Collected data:
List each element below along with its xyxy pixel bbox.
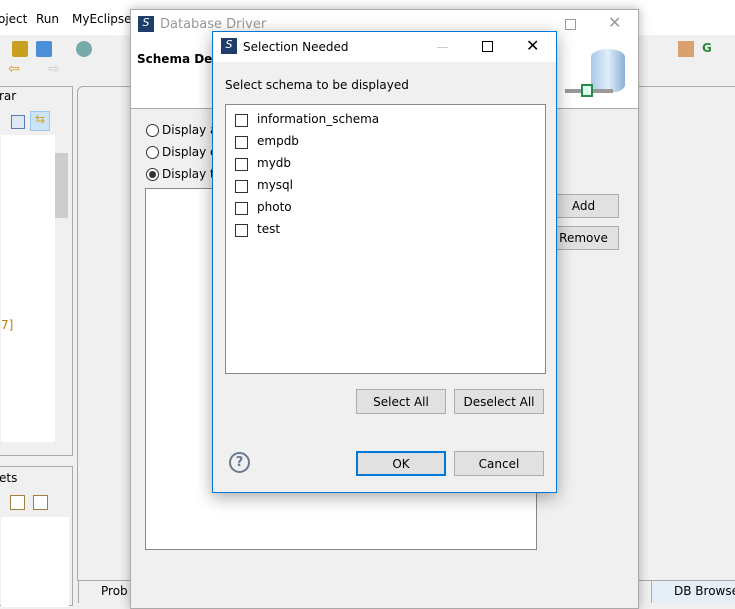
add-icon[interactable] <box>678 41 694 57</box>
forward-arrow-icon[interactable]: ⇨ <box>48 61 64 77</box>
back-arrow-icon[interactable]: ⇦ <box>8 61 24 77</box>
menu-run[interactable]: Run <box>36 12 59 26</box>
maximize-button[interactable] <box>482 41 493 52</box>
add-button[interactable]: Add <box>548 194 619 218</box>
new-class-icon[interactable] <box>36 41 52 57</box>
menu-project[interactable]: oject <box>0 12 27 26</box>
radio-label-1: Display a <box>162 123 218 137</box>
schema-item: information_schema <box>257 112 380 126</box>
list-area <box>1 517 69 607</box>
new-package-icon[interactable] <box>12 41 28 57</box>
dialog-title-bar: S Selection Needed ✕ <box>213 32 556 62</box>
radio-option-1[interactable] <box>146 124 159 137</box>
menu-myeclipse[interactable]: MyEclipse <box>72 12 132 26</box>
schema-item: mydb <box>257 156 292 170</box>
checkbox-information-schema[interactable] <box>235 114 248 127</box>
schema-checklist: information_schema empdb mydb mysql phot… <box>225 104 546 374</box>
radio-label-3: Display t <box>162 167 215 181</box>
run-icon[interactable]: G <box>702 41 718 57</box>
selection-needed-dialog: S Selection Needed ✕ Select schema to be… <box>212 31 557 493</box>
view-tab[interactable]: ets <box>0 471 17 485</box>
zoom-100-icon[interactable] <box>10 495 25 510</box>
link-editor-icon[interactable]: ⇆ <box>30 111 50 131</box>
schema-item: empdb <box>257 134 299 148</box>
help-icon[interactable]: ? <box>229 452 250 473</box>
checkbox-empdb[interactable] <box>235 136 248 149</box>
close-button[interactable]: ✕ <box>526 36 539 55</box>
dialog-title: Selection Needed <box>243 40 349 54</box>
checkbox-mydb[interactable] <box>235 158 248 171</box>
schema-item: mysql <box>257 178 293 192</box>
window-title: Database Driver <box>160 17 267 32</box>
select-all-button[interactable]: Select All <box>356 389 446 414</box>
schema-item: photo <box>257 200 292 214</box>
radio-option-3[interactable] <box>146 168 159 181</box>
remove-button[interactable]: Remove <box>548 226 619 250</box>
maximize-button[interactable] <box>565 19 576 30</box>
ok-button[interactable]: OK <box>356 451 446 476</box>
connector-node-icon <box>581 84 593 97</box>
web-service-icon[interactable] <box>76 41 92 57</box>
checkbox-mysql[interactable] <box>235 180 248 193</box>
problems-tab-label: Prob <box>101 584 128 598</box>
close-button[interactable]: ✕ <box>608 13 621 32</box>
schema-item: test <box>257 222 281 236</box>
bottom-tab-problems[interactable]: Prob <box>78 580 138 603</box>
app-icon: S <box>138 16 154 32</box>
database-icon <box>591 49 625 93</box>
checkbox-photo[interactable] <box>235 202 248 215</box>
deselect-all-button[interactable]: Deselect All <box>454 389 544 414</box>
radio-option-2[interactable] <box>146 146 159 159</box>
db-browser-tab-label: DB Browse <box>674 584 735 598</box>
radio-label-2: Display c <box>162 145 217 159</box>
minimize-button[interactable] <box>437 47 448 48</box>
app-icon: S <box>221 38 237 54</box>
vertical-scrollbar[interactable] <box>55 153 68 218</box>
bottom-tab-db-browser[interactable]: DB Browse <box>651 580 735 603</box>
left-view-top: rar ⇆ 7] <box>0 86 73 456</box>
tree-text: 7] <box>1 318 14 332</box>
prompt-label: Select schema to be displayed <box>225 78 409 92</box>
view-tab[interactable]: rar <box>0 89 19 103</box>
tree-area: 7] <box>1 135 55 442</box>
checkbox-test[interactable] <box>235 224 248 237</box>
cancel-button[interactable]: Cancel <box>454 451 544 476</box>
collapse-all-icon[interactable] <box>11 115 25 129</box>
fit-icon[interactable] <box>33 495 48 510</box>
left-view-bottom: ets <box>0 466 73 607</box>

[Brief]:
Copy all of the rows above line for line, without changing a single character, but leave out the pictures.

[Complete output]:
List each element below along with its xyxy pixel bbox.
add-icon[interactable] <box>678 41 694 57</box>
forward-arrow-icon[interactable]: ⇨ <box>48 61 64 77</box>
back-arrow-icon[interactable]: ⇦ <box>8 61 24 77</box>
menu-run[interactable]: Run <box>36 12 59 26</box>
maximize-button[interactable] <box>482 41 493 52</box>
add-button[interactable]: Add <box>548 194 619 218</box>
new-class-icon[interactable] <box>36 41 52 57</box>
menu-project[interactable]: oject <box>0 12 27 26</box>
radio-label-1: Display a <box>162 123 218 137</box>
schema-item: information_schema <box>257 112 380 126</box>
list-area <box>1 517 69 607</box>
new-package-icon[interactable] <box>12 41 28 57</box>
dialog-title-bar: S Selection Needed ✕ <box>213 32 556 62</box>
radio-option-1[interactable] <box>146 124 159 137</box>
menu-myeclipse[interactable]: MyEclipse <box>72 12 132 26</box>
schema-item: mydb <box>257 156 292 170</box>
checkbox-information-schema[interactable] <box>235 114 248 127</box>
schema-checklist: information_schema empdb mydb mysql phot… <box>225 104 546 374</box>
radio-label-3: Display t <box>162 167 215 181</box>
run-icon[interactable]: G <box>702 41 718 57</box>
selection-needed-dialog: S Selection Needed ✕ Select schema to be… <box>212 31 557 493</box>
view-tab[interactable]: ets <box>0 471 17 485</box>
zoom-100-icon[interactable] <box>10 495 25 510</box>
link-editor-icon[interactable]: ⇆ <box>30 111 50 131</box>
schema-item: empdb <box>257 134 299 148</box>
help-icon[interactable]: ? <box>229 452 250 473</box>
checkbox-empdb[interactable] <box>235 136 248 149</box>
close-button[interactable]: ✕ <box>526 36 539 55</box>
dialog-title: Selection Needed <box>243 40 349 54</box>
checkbox-mydb[interactable] <box>235 158 248 171</box>
schema-item: mysql <box>257 178 293 192</box>
window-title: Database Driver <box>160 17 267 32</box>
select-all-button[interactable]: Select All <box>356 389 446 414</box>
schema-item: photo <box>257 200 292 214</box>
radio-option-3[interactable] <box>146 168 159 181</box>
remove-button[interactable]: Remove <box>548 226 619 250</box>
maximize-button[interactable] <box>565 19 576 30</box>
ok-button[interactable]: OK <box>356 451 446 476</box>
connector-node-icon <box>581 84 593 97</box>
web-service-icon[interactable] <box>76 41 92 57</box>
checkbox-mysql[interactable] <box>235 180 248 193</box>
problems-tab-label: Prob <box>101 584 128 598</box>
close-button[interactable]: ✕ <box>608 13 621 32</box>
schema-item: test <box>257 222 281 236</box>
bottom-tab-problems[interactable]: Prob <box>78 580 138 603</box>
app-icon: S <box>138 16 154 32</box>
database-icon <box>591 49 625 93</box>
checkbox-photo[interactable] <box>235 202 248 215</box>
deselect-all-button[interactable]: Deselect All <box>454 389 544 414</box>
radio-option-2[interactable] <box>146 146 159 159</box>
db-browser-tab-label: DB Browse <box>674 584 735 598</box>
radio-label-2: Display c <box>162 145 217 159</box>
minimize-button[interactable] <box>437 47 448 48</box>
app-icon: S <box>221 38 237 54</box>
vertical-scrollbar[interactable] <box>55 153 68 218</box>
bottom-tab-db-browser[interactable]: DB Browse <box>651 580 735 603</box>
left-view-top: rar ⇆ 7] <box>0 86 73 456</box>
tree-text: 7] <box>1 318 14 332</box>
prompt-label: Select schema to be displayed <box>225 78 409 92</box>
view-tab[interactable]: rar <box>0 89 19 103</box>
tree-area: 7] <box>1 135 55 442</box>
checkbox-test[interactable] <box>235 224 248 237</box>
cancel-button[interactable]: Cancel <box>454 451 544 476</box>
collapse-all-icon[interactable] <box>11 115 25 129</box>
fit-icon[interactable] <box>33 495 48 510</box>
left-view-bottom: ets <box>0 466 73 607</box>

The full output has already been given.